*Extrait retenu*:
Après la tempête: Quid de vatican II?

Analyse de Pierre de Charentenay, dans la revue Etudes, avril 2009

Et le concile Vatican II ?
 

Quelques semaines après la fièvre médiatique qui a suivi la levée de l'excommunication de quatre évêques intégristes par Benoit XVI, il importe qu'on y revienne. Le père de Charentenay, jésuite, le fait autour de trois questions, dans l'éditorial de la revue Etudes de avril 2009.


Le schisme ayant pour origine un évêque français, Mgr Lefebvre, et les intégristes étant les plus nombreux dans ce pays (80 000 sur 200 000 dans le monde), les répercussions de cette affaire allaient être considérables dans une France dont la vitalité religieuse est largement mise à mal par une réduction considérable du nombre de pratiquants et de prêtres.

 

L'explosion médiatique s'est produite à partir des déclarations négationnistes de Mgr Williamson. Des amalgames ont immédiatement suivi. Puisque l'excommunication de cet évêque était levée, le pape ne pouvait qu'approuver indirectement ses propos. Pour contrer ce soupçon, Benoît XVI a dû répéter à plusieurs reprises, et très solennellement, devant une assemblée de juifs réunis au Vatican, qu'il n'avait à aucun moment approuvé le négationnisme. Sa position est donc sans ambiguïté. Mais l'ampleur du phénomène médiatique ne peut pas être sous-estimée: beaucoup de croyants et de non-croyants n'ont pour tout contact avec l'Eglise que ce que les médias en disent. Ceux-ci façonnent aujourd'hui la culture et la réflexion de la majorité des citoyens. L'effet de cet imbroglio est désastreux car la confusion s'est alors installée entre l'Eglise, le négationnisme, et l'intégrisme. Il a désespéré bien des catholiques engagés dans la vie quotidienne de l'Eglise. D'autant plus que les évêques français n'avaient pas les informations pour réagir comme il aurait fallu.

*Matériel de travail*:

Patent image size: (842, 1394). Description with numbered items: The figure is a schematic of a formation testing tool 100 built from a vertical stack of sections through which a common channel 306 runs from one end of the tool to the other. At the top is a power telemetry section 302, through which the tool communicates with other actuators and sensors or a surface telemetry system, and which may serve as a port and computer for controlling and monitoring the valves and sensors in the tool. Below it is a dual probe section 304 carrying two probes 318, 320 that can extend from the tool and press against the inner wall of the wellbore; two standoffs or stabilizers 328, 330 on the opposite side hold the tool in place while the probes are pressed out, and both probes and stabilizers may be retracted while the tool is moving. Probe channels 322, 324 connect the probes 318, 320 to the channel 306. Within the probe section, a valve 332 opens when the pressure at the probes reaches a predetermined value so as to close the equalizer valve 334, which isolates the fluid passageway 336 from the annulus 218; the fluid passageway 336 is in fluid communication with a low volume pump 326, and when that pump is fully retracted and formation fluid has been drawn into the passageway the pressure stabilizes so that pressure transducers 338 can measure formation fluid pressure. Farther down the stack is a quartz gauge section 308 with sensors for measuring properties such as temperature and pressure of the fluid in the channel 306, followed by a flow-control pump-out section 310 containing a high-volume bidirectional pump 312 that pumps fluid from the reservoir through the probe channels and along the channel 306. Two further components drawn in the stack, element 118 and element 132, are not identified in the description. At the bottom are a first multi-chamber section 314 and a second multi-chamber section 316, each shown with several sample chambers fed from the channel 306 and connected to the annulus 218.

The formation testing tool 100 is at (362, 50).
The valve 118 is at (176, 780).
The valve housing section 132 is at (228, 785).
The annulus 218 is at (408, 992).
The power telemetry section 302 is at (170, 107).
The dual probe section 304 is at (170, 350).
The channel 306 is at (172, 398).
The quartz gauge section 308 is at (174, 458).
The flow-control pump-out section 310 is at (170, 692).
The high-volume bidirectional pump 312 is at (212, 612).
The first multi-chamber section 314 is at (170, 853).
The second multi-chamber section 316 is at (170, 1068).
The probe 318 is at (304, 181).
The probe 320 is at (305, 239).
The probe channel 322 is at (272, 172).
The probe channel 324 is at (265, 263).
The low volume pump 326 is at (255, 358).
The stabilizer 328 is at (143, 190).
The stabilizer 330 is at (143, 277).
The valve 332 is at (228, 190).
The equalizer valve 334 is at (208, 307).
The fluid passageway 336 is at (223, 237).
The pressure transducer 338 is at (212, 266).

*Consigne 1*: Veuillez reproduire à l'identique les enregistrements, en commençant à leur toute première ligne et en terminant par la ligne qui contient "The valve housing", celle-ci comprise.
*Consigne 2*: Poursuivez l'extrait sur la levée de l'excommunication des évêques intégristes à partir de sa dernière phrase.
L'extrait et les enregistrements sont deux sources distinctes.

*Résultat attendu 1*:
Patent image size: (842, 1394). Description with numbered items: The figure is a schematic of a formation testing tool 100 built from a vertical stack of sections through which a common channel 306 runs from one end of the tool to the other. At the top is a power telemetry section 302, through which the tool communicates with other actuators and sensors or a surface telemetry system, and which may serve as a port and computer for controlling and monitoring the valves and sensors in the tool. Below it is a dual probe section 304 carrying two probes 318, 320 that can extend from the tool and press against the inner wall of the wellbore; two standoffs or stabilizers 328, 330 on the opposite side hold the tool in place while the probes are pressed out, and both probes and stabilizers may be retracted while the tool is moving. Probe channels 322, 324 connect the probes 318, 320 to the channel 306. Within the probe section, a valve 332 opens when the pressure at the probes reaches a predetermined value so as to close the equalizer valve 334, which isolates the fluid passageway 336 from the annulus 218; the fluid passageway 336 is in fluid communication with a low volume pump 326, and when that pump is fully retracted and formation fluid has been drawn into the passageway the pressure stabilizes so that pressure transducers 338 can measure formation fluid pressure. Farther down the stack is a quartz gauge section 308 with sensors for measuring properties such as temperature and pressure of the fluid in the channel 306, followed by a flow-control pump-out section 310 containing a high-volume bidirectional pump 312 that pumps fluid from the reservoir through the probe channels and along the channel 306. Two further components drawn in the stack, element 118 and element 132, are not identified in the description. At the bottom are a first multi-chamber section 314 and a second multi-chamber section 316, each shown with several sample chambers fed from the channel 306 and connected to the annulus 218.

The formation testing tool 100 is at (362, 50).
The valve 118 is at (176, 780).
The valve housing section 132 is at (228, 785).

*Résultat attendu 2*:
Cette affaire bien regrettable a fait apparaître trois questions:

 

Quelle gouvernance dans l’Eglise ?


La première est celle de la gouvernance dans l'Eglise. Pour la première fois peut-être, des personnalités de la Curie romaine se sont plaintes du fonctionnement interne des décisions au sommet de l'Eglise. Des cardinaux l'ont exprimé à haute voix. L'interview dans La Croix du Père Lombardi, porte-parole du pape, est à ce propos un morceau d'anthologie. Il dit clairement que, dans cette affaire, la communication n'a pas fonctionné entre les partenaires des décisions, le cardinal Castrillon Hoyos étant personnellement visé par ces propos. Il aurait géré en solitaire cette opération de levée de l'excommunication sans en avertir quiconque. Ainsi, il est inconcevable que les évêques français n'aient pas été au courant de ces projets. Ce n'est d'ailleurs pas la première fois, puisque lors de la création de l'Institut du Bon Pasteur à Bordeaux dépendant du même cardinal, Rome a fait des déclarations avant même que le cardinal-archevêque de Bordeaux n'ait été averti. Le problème est d'autant plus sérieux que nous sommes dans une société de communication où les médias ne laissent rien passer des à peu près d'une mauvaise communication. A fortiori si des erreurs graves sont commises. La collégialité n'a pas fonctionné. La centralisation médiatique sur le pape Jean Paul II était gérée avec une grande compétence. Mais dans cette omniprésence de la papauté, les conférences épiscopales, qui devaient fournir un relais entre le pape et les évêques, ont été peu à peu marginalisées. Dans ce contexte, Benoît XVI a fait une confiance imméritée au cardinal Castrillon Hoyos pour gérer la mise en œuvre de cette levée d'excommunication, ce qui a révélé un grave défaut de gouvernance.

 

L’unité de l’Eglise ?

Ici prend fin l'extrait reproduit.